===== RECORDS SUPPLIED
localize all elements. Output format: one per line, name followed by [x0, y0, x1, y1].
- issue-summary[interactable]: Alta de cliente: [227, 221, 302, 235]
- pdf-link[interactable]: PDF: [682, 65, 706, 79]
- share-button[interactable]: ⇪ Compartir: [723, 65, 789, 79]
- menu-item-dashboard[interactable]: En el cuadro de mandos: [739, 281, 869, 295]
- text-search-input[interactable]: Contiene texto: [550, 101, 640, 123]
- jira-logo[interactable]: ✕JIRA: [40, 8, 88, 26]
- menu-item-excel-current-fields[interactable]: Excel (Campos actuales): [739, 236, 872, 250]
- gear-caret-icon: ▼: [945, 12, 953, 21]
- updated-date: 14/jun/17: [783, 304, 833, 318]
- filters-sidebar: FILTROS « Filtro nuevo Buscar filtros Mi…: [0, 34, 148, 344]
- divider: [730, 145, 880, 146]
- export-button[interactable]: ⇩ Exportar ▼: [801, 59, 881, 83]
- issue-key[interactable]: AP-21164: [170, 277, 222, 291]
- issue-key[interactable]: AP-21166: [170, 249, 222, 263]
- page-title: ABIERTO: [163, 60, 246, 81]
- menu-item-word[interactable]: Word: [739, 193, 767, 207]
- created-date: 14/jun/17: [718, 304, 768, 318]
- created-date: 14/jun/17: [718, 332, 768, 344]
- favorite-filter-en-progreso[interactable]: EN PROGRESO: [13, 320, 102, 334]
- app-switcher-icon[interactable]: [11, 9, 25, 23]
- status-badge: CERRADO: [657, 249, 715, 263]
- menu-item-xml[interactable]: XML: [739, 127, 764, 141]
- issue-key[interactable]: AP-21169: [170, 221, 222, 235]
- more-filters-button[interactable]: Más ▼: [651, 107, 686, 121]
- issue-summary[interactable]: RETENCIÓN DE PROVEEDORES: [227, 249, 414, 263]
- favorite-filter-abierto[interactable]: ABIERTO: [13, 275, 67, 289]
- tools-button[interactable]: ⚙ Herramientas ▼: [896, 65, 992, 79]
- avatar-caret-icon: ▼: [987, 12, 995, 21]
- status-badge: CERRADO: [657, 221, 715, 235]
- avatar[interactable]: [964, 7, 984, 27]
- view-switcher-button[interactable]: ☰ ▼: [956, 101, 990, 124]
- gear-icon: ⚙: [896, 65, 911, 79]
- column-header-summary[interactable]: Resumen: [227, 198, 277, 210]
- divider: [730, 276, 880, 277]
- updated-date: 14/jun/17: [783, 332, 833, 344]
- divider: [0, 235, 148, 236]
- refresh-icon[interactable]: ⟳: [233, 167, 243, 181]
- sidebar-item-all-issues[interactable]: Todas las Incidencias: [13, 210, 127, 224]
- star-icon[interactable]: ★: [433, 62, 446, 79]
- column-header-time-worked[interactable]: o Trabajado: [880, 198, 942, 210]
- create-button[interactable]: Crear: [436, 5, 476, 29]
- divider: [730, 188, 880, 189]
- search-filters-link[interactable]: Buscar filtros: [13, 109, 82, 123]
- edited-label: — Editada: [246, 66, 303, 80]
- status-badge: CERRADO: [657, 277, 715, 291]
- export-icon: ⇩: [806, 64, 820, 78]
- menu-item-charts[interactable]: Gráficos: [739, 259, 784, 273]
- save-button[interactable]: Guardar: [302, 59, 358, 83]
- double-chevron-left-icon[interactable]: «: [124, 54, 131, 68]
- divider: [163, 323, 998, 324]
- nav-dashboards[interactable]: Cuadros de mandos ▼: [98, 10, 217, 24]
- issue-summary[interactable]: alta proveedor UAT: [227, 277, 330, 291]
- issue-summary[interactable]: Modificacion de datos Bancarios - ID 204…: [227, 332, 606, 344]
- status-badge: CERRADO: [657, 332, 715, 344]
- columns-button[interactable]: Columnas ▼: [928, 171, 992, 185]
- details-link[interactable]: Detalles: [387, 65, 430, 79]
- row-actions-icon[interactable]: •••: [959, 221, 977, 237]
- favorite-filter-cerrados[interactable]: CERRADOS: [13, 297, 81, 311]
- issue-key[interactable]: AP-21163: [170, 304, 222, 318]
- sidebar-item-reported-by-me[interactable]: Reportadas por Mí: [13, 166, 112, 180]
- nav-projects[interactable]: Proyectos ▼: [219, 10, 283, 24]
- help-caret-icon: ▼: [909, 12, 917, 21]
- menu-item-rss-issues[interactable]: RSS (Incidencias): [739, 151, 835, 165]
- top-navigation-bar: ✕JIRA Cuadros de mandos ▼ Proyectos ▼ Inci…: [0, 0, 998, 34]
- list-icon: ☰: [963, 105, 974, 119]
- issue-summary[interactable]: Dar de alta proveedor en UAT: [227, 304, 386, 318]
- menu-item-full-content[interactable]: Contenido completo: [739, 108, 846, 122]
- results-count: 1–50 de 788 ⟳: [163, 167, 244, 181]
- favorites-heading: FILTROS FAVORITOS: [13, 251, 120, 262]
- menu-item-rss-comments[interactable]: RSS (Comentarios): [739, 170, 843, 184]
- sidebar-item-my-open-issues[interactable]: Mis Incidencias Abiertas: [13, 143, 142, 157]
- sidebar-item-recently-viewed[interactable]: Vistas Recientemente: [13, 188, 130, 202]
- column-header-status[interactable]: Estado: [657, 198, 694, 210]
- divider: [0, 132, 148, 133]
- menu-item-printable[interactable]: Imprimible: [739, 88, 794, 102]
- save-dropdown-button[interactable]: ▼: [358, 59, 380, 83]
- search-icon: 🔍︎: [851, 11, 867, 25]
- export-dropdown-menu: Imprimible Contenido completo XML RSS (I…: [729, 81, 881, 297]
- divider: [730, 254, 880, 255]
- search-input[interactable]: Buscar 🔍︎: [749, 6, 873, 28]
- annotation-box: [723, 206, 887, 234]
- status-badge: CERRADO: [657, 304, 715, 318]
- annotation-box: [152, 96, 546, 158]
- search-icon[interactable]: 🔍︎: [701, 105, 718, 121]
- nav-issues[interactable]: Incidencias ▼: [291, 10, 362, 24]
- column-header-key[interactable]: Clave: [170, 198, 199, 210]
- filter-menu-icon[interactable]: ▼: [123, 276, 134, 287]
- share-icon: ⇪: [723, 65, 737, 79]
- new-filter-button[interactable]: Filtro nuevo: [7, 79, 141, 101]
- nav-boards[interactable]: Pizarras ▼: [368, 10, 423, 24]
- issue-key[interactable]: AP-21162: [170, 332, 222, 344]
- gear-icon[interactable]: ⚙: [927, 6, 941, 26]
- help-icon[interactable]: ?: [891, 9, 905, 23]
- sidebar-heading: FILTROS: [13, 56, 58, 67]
==========
Retype all of the items above without changing anything.

■ **THE OUTPUT**
localize all elements. Output format: one per line, name followed by [x0, y0, x1, y1].
- issue-summary[interactable]: Alta de cliente: [227, 221, 302, 235]
- pdf-link[interactable]: PDF: [682, 65, 706, 79]
- share-button[interactable]: ⇪ Compartir: [723, 65, 789, 79]
- menu-item-dashboard[interactable]: En el cuadro de mandos: [739, 281, 869, 295]
- text-search-input[interactable]: Contiene texto: [550, 101, 640, 123]
- jira-logo[interactable]: ✕JIRA: [40, 8, 88, 26]
- menu-item-excel-current-fields[interactable]: Excel (Campos actuales): [739, 236, 872, 250]
- gear-caret-icon: ▼: [945, 12, 953, 21]
- updated-date: 14/jun/17: [783, 304, 833, 318]
- filters-sidebar: FILTROS « Filtro nuevo Buscar filtros Mi…: [0, 34, 148, 344]
- divider: [730, 145, 880, 146]
- export-button[interactable]: ⇩ Exportar ▼: [801, 59, 881, 83]
- issue-key[interactable]: AP-21164: [170, 277, 222, 291]
- issue-key[interactable]: AP-21166: [170, 249, 222, 263]
- page-title: ABIERTO: [163, 60, 246, 81]
- menu-item-word[interactable]: Word: [739, 193, 767, 207]
- created-date: 14/jun/17: [718, 304, 768, 318]
- created-date: 14/jun/17: [718, 332, 768, 344]
- favorite-filter-en-progreso[interactable]: EN PROGRESO: [13, 320, 102, 334]
- app-switcher-icon[interactable]: [11, 9, 25, 23]
- status-badge: CERRADO: [657, 249, 715, 263]
- menu-item-xml[interactable]: XML: [739, 127, 764, 141]
- issue-key[interactable]: AP-21169: [170, 221, 222, 235]
- more-filters-button[interactable]: Más ▼: [651, 107, 686, 121]
- issue-summary[interactable]: RETENCIÓN DE PROVEEDORES: [227, 249, 414, 263]
- favorite-filter-abierto[interactable]: ABIERTO: [13, 275, 67, 289]
- tools-button[interactable]: ⚙ Herramientas ▼: [896, 65, 992, 79]
- avatar-caret-icon: ▼: [987, 12, 995, 21]
- status-badge: CERRADO: [657, 221, 715, 235]
- avatar[interactable]: [964, 7, 984, 27]
- view-switcher-button[interactable]: ☰ ▼: [956, 101, 990, 124]
- gear-icon: ⚙: [896, 65, 911, 79]
- column-header-summary[interactable]: Resumen: [227, 198, 277, 210]
- divider: [730, 276, 880, 277]
- updated-date: 14/jun/17: [783, 332, 833, 344]
- divider: [0, 235, 148, 236]
- refresh-icon[interactable]: ⟳: [233, 167, 243, 181]
- sidebar-item-all-issues[interactable]: Todas las Incidencias: [13, 210, 127, 224]
- star-icon[interactable]: ★: [433, 62, 446, 79]
- column-header-time-worked[interactable]: o Trabajado: [880, 198, 942, 210]
- create-button[interactable]: Crear: [436, 5, 476, 29]
- divider: [730, 188, 880, 189]
- search-filters-link[interactable]: Buscar filtros: [13, 109, 82, 123]
- edited-label: — Editada: [246, 66, 303, 80]
- status-badge: CERRADO: [657, 277, 715, 291]
- export-icon: ⇩: [806, 64, 820, 78]
- menu-item-charts[interactable]: Gráficos: [739, 259, 784, 273]
- save-button[interactable]: Guardar: [302, 59, 358, 83]
- double-chevron-left-icon[interactable]: «: [124, 54, 131, 68]
- divider: [163, 323, 998, 324]
- nav-dashboards[interactable]: Cuadros de mandos ▼: [98, 10, 217, 24]
- issue-summary[interactable]: alta proveedor UAT: [227, 277, 330, 291]
- issue-summary[interactable]: Modificacion de datos Bancarios - ID 204…: [227, 332, 606, 344]
- status-badge: CERRADO: [657, 332, 715, 344]
- columns-button[interactable]: Columnas ▼: [928, 171, 992, 185]
- details-link[interactable]: Detalles: [387, 65, 430, 79]
- row-actions-icon[interactable]: •••: [959, 221, 977, 237]
- favorite-filter-cerrados[interactable]: CERRADOS: [13, 297, 81, 311]
- issue-key[interactable]: AP-21163: [170, 304, 222, 318]
- sidebar-item-reported-by-me[interactable]: Reportadas por Mí: [13, 166, 112, 180]
- nav-projects[interactable]: Proyectos ▼: [219, 10, 283, 24]
- help-caret-icon: ▼: [909, 12, 917, 21]
- menu-item-rss-issues[interactable]: RSS (Incidencias): [739, 151, 835, 165]
- top-navigation-bar: ✕JIRA Cuadros de mandos ▼ Proyectos ▼ Inci…: [0, 0, 998, 34]
- list-icon: ☰: [963, 105, 974, 119]
- issue-summary[interactable]: Dar de alta proveedor en UAT: [227, 304, 386, 318]
- menu-item-full-content[interactable]: Contenido completo: [739, 108, 846, 122]
- results-count: 1–50 de 788 ⟳: [163, 167, 244, 181]
- favorites-heading: FILTROS FAVORITOS: [13, 251, 120, 262]
- menu-item-rss-comments[interactable]: RSS (Comentarios): [739, 170, 843, 184]
- sidebar-item-my-open-issues[interactable]: Mis Incidencias Abiertas: [13, 143, 142, 157]
- sidebar-item-recently-viewed[interactable]: Vistas Recientemente: [13, 188, 130, 202]
- column-header-status[interactable]: Estado: [657, 198, 694, 210]
- divider: [0, 132, 148, 133]
- menu-item-printable[interactable]: Imprimible: [739, 88, 794, 102]
- save-dropdown-button[interactable]: ▼: [358, 59, 380, 83]
- search-icon: 🔍︎: [851, 11, 867, 25]
- export-dropdown-menu: Imprimible Contenido completo XML RSS (I…: [729, 81, 881, 297]
- divider: [730, 254, 880, 255]
- search-input[interactable]: Buscar 🔍︎: [749, 6, 873, 28]
- annotation-box: [723, 206, 887, 234]
- status-badge: CERRADO: [657, 304, 715, 318]
- annotation-box: [152, 96, 546, 158]
- search-icon[interactable]: 🔍︎: [701, 105, 718, 121]
- nav-issues[interactable]: Incidencias ▼: [291, 10, 362, 24]
- column-header-key[interactable]: Clave: [170, 198, 199, 210]
- filter-menu-icon[interactable]: ▼: [123, 276, 134, 287]
- share-icon: ⇪: [723, 65, 737, 79]
- new-filter-button[interactable]: Filtro nuevo: [7, 79, 141, 101]
- nav-boards[interactable]: Pizarras ▼: [368, 10, 423, 24]
- issue-key[interactable]: AP-21162: [170, 332, 222, 344]
- gear-icon[interactable]: ⚙: [927, 6, 941, 26]
- help-icon[interactable]: ?: [891, 9, 905, 23]
- sidebar-heading: FILTROS: [13, 56, 58, 67]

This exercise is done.